▶ _Text section_
══════════════════════════════

Return to The Sack of Rome
"Who would believe that Rome, built up by the conquest of the whole world, had collapsed, that the mother of nations had become also their tomb."
Jerome, Commentary on Ezekiel (III.Preface)
The Sack of Rome reverberated throughout the ancient world. For Jerome, who was in Bethlehem, it was as if "the bright light of all the world was put out" and "the whole world perished in one city" (Ezekiel I, Preface). Thought by pagans to have been caused by a repudiation of the ancient gods, who had protected Rome for eight hundred years, and the abandonment of their temples and rites, Christians were taunted that their god had allowed this to happen to a Christian city and, moreover, by other Christians: the Arian Visigoths.
To vindicate Christians against such accusations, Augustine argues in De Civitate Die ("The City of God") that the heavenly city is truly eternal whereas the earthly city of men is perishable. In Book III, in particular, he seeks to prove that Rome had suffered as many calamities before the advent of Christianity as after. From the first fratricide of Romulus, the attack of the Gauls, and the Punic and civil wars, Augustine enumerates the wars, captivities, and massacres that had afflicted Rome before the birth of Christ. Rather than being preserved from such woes, Rome has been overwhelmed by them. And yet the pagan gods, no matter their number, did not preserve the city. Why then, asks Augustine, should the Christian God be blamed for not having done soŚ
"But not even such evils as were alone dreaded by the heathen were warded off by their gods, even when they were most unrestrictedly worshipped. For in various times and places before the advent of our Redeemer, the human race was crushed with numberless and sometimes incredible calamities; and at that time what gods but those did the world worship" (III.1).

══════════════════════════════

▶ _Entries supplied_

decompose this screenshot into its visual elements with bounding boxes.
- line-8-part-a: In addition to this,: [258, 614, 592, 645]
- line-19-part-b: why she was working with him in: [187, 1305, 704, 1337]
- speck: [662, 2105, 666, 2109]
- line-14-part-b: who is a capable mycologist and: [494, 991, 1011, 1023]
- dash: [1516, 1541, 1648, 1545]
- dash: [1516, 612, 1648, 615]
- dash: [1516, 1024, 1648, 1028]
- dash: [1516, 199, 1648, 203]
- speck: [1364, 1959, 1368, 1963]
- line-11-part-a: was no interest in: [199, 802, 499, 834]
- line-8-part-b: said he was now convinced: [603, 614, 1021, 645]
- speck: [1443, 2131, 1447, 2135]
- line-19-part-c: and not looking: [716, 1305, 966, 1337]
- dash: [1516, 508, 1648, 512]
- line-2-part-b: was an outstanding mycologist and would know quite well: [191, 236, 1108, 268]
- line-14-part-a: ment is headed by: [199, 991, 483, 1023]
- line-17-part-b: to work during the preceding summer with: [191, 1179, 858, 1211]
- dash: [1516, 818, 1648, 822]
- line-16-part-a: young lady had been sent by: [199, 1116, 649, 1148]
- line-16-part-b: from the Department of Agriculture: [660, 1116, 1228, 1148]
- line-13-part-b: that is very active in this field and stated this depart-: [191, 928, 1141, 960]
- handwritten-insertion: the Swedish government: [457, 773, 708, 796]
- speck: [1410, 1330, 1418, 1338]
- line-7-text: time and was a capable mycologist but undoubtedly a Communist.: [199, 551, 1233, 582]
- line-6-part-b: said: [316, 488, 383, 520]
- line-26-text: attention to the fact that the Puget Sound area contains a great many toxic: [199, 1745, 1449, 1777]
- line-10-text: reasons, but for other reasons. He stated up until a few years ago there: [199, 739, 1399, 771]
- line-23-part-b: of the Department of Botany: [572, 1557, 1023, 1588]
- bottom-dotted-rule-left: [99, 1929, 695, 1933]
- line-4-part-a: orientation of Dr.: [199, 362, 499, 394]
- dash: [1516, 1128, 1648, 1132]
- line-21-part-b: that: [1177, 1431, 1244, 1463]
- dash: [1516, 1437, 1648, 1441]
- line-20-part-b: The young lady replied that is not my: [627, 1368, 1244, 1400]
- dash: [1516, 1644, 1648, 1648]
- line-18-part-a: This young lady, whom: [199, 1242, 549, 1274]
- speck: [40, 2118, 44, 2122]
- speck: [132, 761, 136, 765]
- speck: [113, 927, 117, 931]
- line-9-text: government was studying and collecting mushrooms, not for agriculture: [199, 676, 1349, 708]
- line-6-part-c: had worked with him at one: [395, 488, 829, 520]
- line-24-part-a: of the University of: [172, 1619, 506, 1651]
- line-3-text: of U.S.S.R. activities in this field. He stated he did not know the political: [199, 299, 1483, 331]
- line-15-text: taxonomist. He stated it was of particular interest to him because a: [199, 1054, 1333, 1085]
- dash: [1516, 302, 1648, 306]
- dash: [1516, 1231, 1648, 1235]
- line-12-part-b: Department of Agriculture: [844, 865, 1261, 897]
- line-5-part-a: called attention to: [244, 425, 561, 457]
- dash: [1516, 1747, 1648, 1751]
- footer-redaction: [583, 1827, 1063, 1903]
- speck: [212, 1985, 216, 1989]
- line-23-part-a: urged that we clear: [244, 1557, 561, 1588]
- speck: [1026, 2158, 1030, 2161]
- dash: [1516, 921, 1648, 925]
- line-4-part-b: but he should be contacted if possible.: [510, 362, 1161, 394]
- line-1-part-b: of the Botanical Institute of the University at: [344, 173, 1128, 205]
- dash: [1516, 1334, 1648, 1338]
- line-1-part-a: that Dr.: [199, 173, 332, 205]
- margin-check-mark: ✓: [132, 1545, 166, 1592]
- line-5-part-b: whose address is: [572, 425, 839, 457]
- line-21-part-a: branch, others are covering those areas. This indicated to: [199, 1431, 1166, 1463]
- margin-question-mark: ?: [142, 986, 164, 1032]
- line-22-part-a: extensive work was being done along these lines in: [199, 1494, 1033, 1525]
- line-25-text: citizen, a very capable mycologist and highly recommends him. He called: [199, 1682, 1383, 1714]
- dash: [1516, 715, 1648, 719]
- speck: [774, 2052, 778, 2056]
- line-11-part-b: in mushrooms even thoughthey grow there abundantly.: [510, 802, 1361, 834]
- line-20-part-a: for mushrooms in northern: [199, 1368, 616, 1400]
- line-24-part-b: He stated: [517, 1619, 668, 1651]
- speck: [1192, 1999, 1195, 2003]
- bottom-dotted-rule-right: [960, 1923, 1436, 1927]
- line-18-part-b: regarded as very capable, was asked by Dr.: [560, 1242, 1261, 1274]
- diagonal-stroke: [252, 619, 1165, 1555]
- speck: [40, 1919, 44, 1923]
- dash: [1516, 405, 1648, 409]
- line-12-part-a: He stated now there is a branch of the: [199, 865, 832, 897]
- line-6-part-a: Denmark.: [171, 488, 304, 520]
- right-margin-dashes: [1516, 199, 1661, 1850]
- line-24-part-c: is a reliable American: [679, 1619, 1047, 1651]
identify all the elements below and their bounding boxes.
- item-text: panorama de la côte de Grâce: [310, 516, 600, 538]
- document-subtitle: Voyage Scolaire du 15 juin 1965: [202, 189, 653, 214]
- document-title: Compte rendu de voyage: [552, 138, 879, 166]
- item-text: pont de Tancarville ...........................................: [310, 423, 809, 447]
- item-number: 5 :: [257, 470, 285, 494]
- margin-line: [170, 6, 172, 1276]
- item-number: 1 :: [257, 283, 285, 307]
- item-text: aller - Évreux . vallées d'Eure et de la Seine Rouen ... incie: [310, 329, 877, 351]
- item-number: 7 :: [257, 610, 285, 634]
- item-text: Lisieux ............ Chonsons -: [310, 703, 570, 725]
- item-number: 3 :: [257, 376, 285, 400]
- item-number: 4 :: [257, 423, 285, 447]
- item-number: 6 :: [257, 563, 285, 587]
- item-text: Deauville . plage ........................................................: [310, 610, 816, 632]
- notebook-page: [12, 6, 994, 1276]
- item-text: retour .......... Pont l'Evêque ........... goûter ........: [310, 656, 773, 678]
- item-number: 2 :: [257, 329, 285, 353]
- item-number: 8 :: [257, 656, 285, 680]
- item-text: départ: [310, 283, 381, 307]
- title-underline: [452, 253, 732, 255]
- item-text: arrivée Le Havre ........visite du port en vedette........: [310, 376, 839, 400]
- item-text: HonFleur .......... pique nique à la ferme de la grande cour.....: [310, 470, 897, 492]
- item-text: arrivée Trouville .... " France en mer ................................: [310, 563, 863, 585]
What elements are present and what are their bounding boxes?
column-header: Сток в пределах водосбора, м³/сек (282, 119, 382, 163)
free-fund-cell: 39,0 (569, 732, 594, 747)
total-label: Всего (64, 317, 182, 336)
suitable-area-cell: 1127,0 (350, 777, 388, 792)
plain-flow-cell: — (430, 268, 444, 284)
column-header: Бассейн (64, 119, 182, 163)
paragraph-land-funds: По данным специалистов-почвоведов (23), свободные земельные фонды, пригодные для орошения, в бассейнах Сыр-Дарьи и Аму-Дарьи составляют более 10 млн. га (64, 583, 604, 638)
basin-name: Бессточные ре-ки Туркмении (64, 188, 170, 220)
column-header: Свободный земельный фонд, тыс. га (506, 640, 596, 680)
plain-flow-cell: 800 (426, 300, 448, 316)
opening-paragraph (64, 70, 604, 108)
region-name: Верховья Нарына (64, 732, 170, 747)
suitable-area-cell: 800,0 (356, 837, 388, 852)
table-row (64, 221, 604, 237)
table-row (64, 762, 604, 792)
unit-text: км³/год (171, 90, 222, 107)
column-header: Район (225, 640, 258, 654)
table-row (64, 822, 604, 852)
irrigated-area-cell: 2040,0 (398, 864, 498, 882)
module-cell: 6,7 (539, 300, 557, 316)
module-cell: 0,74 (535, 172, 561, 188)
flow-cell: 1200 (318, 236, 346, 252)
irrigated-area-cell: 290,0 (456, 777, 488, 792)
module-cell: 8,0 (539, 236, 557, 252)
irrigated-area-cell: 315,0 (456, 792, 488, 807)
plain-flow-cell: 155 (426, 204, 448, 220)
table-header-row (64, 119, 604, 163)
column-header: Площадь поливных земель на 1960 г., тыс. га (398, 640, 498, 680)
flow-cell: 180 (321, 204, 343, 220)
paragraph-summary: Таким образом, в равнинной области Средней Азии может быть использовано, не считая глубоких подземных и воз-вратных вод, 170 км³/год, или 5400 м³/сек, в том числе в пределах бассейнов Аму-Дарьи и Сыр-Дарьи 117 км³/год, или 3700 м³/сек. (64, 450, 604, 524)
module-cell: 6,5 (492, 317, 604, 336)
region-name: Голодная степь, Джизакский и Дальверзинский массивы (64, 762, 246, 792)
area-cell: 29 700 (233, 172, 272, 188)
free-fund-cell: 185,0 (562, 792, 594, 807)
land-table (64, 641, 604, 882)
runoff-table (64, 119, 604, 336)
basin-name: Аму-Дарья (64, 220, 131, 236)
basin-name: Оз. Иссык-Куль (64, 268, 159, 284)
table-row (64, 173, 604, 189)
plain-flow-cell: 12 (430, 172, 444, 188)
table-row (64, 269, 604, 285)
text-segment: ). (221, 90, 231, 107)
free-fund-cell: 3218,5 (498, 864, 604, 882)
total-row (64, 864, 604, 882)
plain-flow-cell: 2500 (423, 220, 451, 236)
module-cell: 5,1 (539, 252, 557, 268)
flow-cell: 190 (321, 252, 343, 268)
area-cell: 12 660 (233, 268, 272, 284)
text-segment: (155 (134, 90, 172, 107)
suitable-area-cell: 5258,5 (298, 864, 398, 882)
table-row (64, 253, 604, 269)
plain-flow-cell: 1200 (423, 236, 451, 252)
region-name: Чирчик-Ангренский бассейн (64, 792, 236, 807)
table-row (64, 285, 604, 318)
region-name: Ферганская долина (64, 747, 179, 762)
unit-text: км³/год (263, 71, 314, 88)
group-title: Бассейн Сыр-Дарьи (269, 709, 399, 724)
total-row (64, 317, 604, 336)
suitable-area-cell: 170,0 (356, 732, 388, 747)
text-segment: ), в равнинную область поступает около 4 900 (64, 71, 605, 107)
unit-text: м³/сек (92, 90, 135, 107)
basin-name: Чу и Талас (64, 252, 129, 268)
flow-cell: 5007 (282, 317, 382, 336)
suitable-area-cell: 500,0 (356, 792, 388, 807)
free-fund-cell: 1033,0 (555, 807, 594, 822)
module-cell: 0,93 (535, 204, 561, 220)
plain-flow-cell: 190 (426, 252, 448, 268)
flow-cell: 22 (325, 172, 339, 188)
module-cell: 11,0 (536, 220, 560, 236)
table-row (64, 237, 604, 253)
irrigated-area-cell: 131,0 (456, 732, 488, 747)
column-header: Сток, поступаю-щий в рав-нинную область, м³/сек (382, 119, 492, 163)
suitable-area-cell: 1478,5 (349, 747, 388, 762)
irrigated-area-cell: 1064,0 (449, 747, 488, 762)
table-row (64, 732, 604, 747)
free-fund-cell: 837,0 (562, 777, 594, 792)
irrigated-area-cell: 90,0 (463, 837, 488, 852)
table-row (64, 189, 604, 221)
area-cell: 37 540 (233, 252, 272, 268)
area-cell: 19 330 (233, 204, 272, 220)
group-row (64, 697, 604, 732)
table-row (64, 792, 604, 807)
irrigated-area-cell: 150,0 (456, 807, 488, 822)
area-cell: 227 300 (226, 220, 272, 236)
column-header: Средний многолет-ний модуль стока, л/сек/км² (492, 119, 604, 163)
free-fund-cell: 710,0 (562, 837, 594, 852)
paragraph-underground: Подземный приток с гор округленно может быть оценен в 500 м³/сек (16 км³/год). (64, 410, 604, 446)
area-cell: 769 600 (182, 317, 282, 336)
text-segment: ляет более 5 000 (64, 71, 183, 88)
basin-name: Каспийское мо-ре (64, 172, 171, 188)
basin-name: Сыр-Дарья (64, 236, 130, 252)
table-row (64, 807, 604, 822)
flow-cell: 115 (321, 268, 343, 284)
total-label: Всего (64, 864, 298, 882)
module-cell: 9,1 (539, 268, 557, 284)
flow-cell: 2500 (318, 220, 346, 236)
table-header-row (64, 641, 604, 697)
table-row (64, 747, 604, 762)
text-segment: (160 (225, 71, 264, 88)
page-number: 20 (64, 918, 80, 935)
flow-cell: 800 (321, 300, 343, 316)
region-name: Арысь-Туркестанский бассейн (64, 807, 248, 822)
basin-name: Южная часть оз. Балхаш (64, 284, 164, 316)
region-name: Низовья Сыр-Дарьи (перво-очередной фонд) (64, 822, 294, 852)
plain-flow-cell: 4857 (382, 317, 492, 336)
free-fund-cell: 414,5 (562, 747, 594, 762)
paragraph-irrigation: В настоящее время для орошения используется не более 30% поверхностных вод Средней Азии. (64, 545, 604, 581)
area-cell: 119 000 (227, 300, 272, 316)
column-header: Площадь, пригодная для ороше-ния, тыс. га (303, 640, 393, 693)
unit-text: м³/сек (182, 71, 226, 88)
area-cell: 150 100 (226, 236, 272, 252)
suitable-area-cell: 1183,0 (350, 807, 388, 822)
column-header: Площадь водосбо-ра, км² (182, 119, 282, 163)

══════════════════════════════

▶ _Required task_
List the events from Rome's past that the text on the Sack of Rome names as starting points for the calamities Augustine enumerates in Book III.

▶ _Answer to this exercise_
- The first fratricide of Romulus
- The attack of the Gauls
- The Punic wars
- The civil wars